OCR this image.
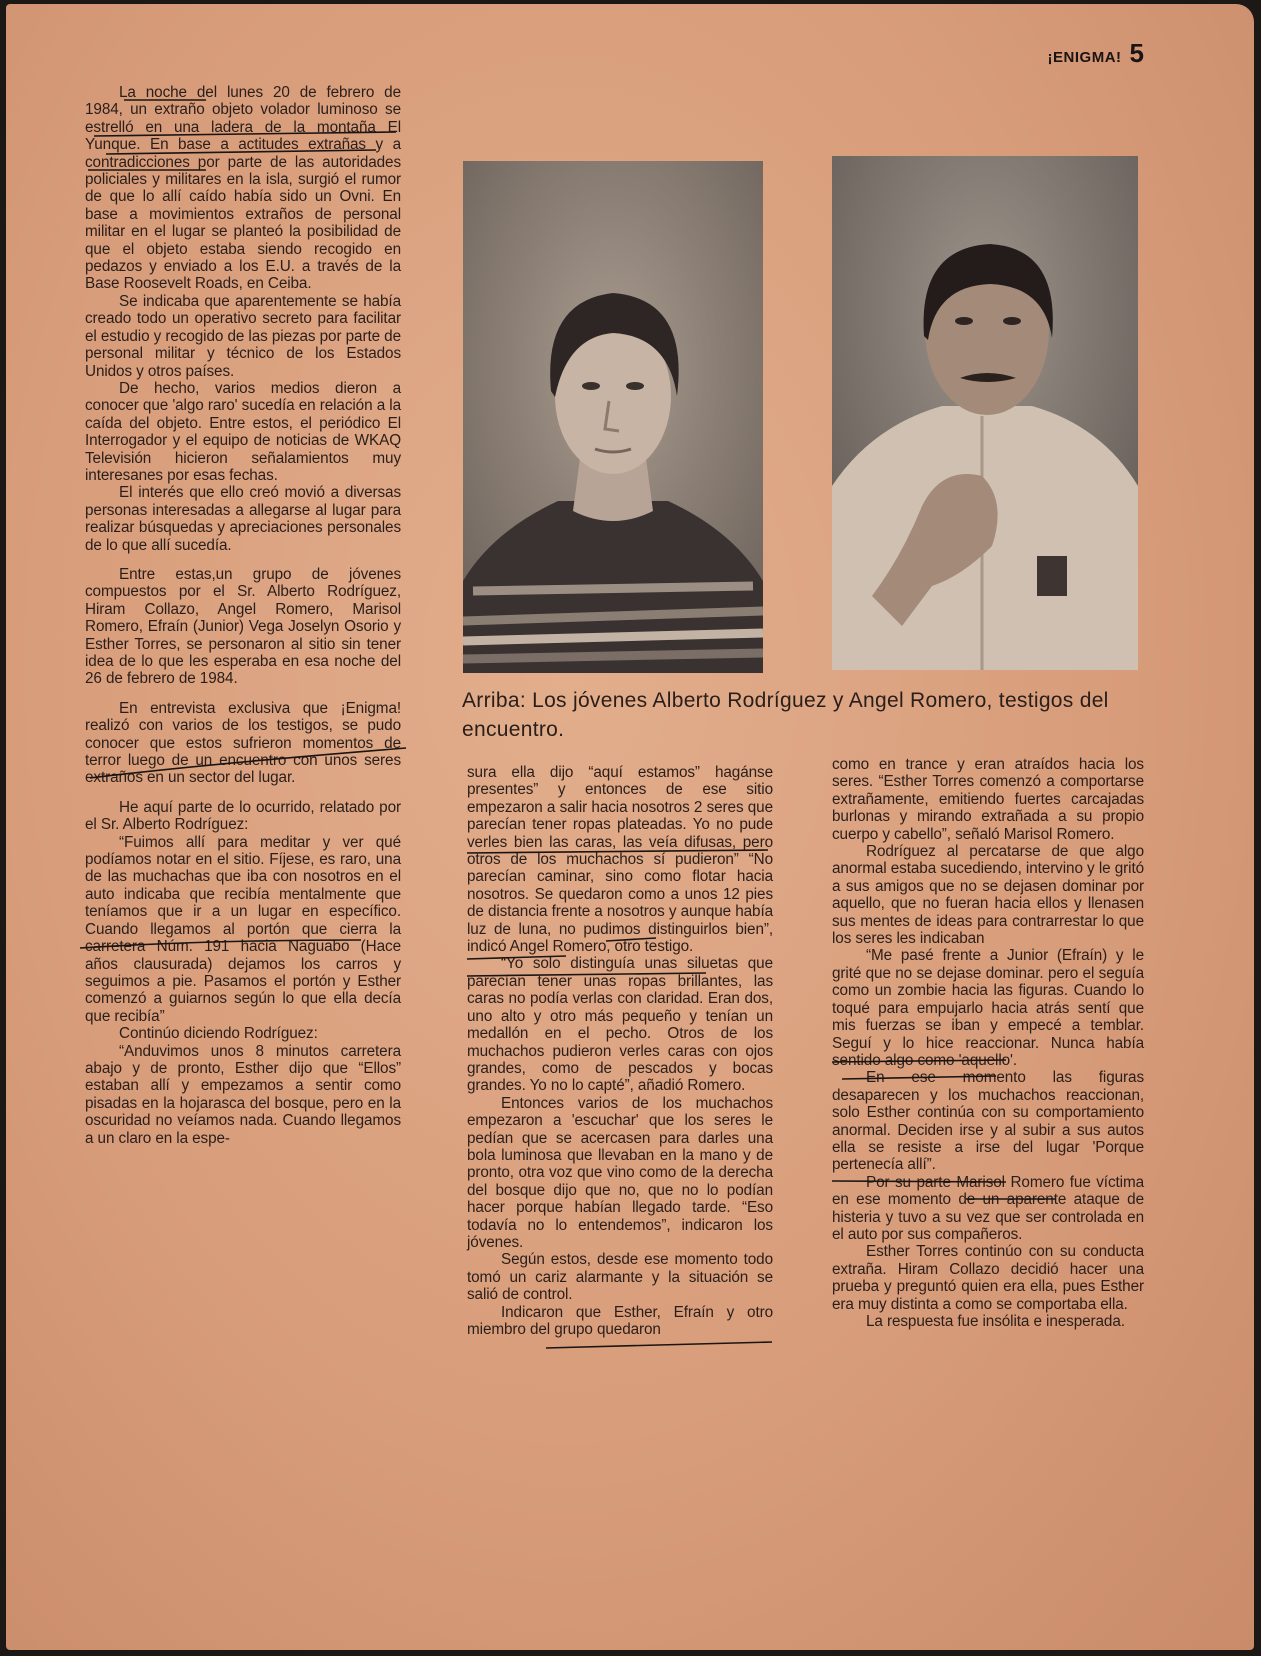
¡ENIGMA! 5

La noche del lunes 20 de febrero de 1984, un extraño objeto volador luminoso se estrelló en una ladera de la montaña El Yunque. En base a actitudes extrañas y a contradicciones por parte de las autoridades policiales y militares en la isla, surgió el rumor de que lo allí caído había sido un Ovni. En base a movimientos extraños de personal militar en el lugar se planteó la posibilidad de que el objeto estaba siendo recogido en pedazos y enviado a los E.U. a través de la Base Roosevelt Roads, en Ceiba.

Se indicaba que aparentemente se había creado todo un operativo secreto para facilitar el estudio y recogido de las piezas por parte de personal militar y técnico de los Estados Unidos y otros países.

De hecho, varios medios dieron a conocer que 'algo raro' sucedía en relación a la caída del objeto. Entre estos, el periódico El Interrogador y el equipo de noticias de WKAQ Televisión hicieron señalamientos muy interesanes por esas fechas.

El interés que ello creó movió a diversas personas interesadas a allegarse al lugar para realizar búsquedas y apreciaciones personales de lo que allí sucedía.

Entre estas,un grupo de jóvenes compuestos por el Sr. Alberto Rodríguez, Hiram Collazo, Angel Romero, Marisol Romero, Efraín (Junior) Vega Joselyn Osorio y Esther Torres, se personaron al sitio sin tener idea de lo que les esperaba en esa noche del 26 de febrero de 1984.

En entrevista exclusiva que ¡Enigma! realizó con varios de los testigos, se pudo conocer que estos sufrieron momentos de terror luego de un encuentro con unos seres extraños en un sector del lugar.

He aquí parte de lo ocurrido, relatado por el Sr. Alberto Rodríguez:

“Fuimos allí para meditar y ver qué podíamos notar en el sitio. Fíjese, es raro, una de las muchachas que iba con nosotros en el auto indicaba que recibía mentalmente que teníamos que ir a un lugar en específico. Cuando llegamos al portón que cierra la carretera Núm. 191 hacia Naguabo (Hace años clausurada) dejamos los carros y seguimos a pie. Pasamos el portón y Esther comenzó a guiarnos según lo que ella decía que recibía”

Continúo diciendo Rodríguez:

“Anduvimos unos 8 minutos carretera abajo y de pronto, Esther dijo que “Ellos” estaban allí y empezamos a sentir como pisadas en la hojarasca del bosque, pero en la oscuridad no veíamos nada. Cuando llegamos a un claro en la espe-

Arriba: Los jóvenes Alberto Rodríguez y Angel Romero, testigos del encuentro.

sura ella dijo “aquí estamos” hagánse presentes” y entonces de ese sitio empezaron a salir hacia nosotros 2 seres que parecían tener ropas plateadas. Yo no pude verles bien las caras, las veía difusas, pero otros de los muchachos sí pudieron” “No parecían caminar, sino como flotar hacia nosotros. Se quedaron como a unos 12 pies de distancia frente a nosotros y aunque había luz de luna, no pudimos distinguirlos bien”, indicó Angel Romero, otro testigo.

“Yo solo distinguía unas siluetas que parecían tener unas ropas brillantes, las caras no podía verlas con claridad. Eran dos, uno alto y otro más pequeño y tenían un medallón en el pecho. Otros de los muchachos pudieron verles caras con ojos grandes, como de pescados y bocas grandes. Yo no lo capté”, añadió Romero.

Entonces varios de los muchachos empezaron a 'escuchar' que los seres le pedían que se acercasen para darles una bola luminosa que llevaban en la mano y de pronto, otra voz que vino como de la derecha del bosque dijo que no, que no lo podían hacer porque habían llegado tarde. “Eso todavía no lo entendemos”, indicaron los jóvenes.

Según estos, desde ese momento todo tomó un cariz alarmante y la situación se salió de control.

Indicaron que Esther, Efraín y otro miembro del grupo quedaron

como en trance y eran atraídos hacia los seres. “Esther Torres comenzó a comportarse extrañamente, emitiendo fuertes carcajadas burlonas y mirando extrañada a su propio cuerpo y cabello”, señaló Marisol Romero.

Rodríguez al percatarse de que algo anormal estaba sucediendo, intervino y le gritó a sus amigos que no se dejasen dominar por aquello, que no fueran hacia ellos y llenasen sus mentes de ideas para contrarrestar lo que los seres les indicaban

“Me pasé frente a Junior (Efraín) y le grité que no se dejase dominar. pero el seguía como un zombie hacia las figuras. Cuando lo toqué para empujarlo hacia atrás sentí que mis fuerzas se iban y empecé a temblar. Seguí y lo hice reaccionar. Nunca había sentido algo como 'aquello'.

En ese momento las figuras desaparecen y los muchachos reaccionan, solo Esther continúa con su comportamiento anormal. Deciden irse y al subir a sus autos ella se resiste a irse del lugar 'Porque pertenecía allí”.

Por su parte Marisol Romero fue víctima en ese momento de un aparente ataque de histeria y tuvo a su vez que ser controlada en el auto por sus compañeros.

Esther Torres continúo con su conducta extraña. Hiram Collazo decidió hacer una prueba y preguntó quien era ella, pues Esther era muy distinta a como se comportaba ella.

La respuesta fue insólita e inesperada.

————————

◆ Objective: Filter the records for lines holding the string "grupo". Copy each one.

◆ Solved exercise:
Entre estas,un grupo de jóvenes compuestos por el Sr. Alberto Rodríguez, Hiram Collazo, Angel Romero, Marisol Romero, Efraín (Junior) Vega Joselyn Osorio y Esther Torres, se personaron al sitio sin tener idea de lo que les esperaba en esa noche del 26 de febrero de 1984.
Indicaron que Esther, Efraín y otro miembro del grupo quedaron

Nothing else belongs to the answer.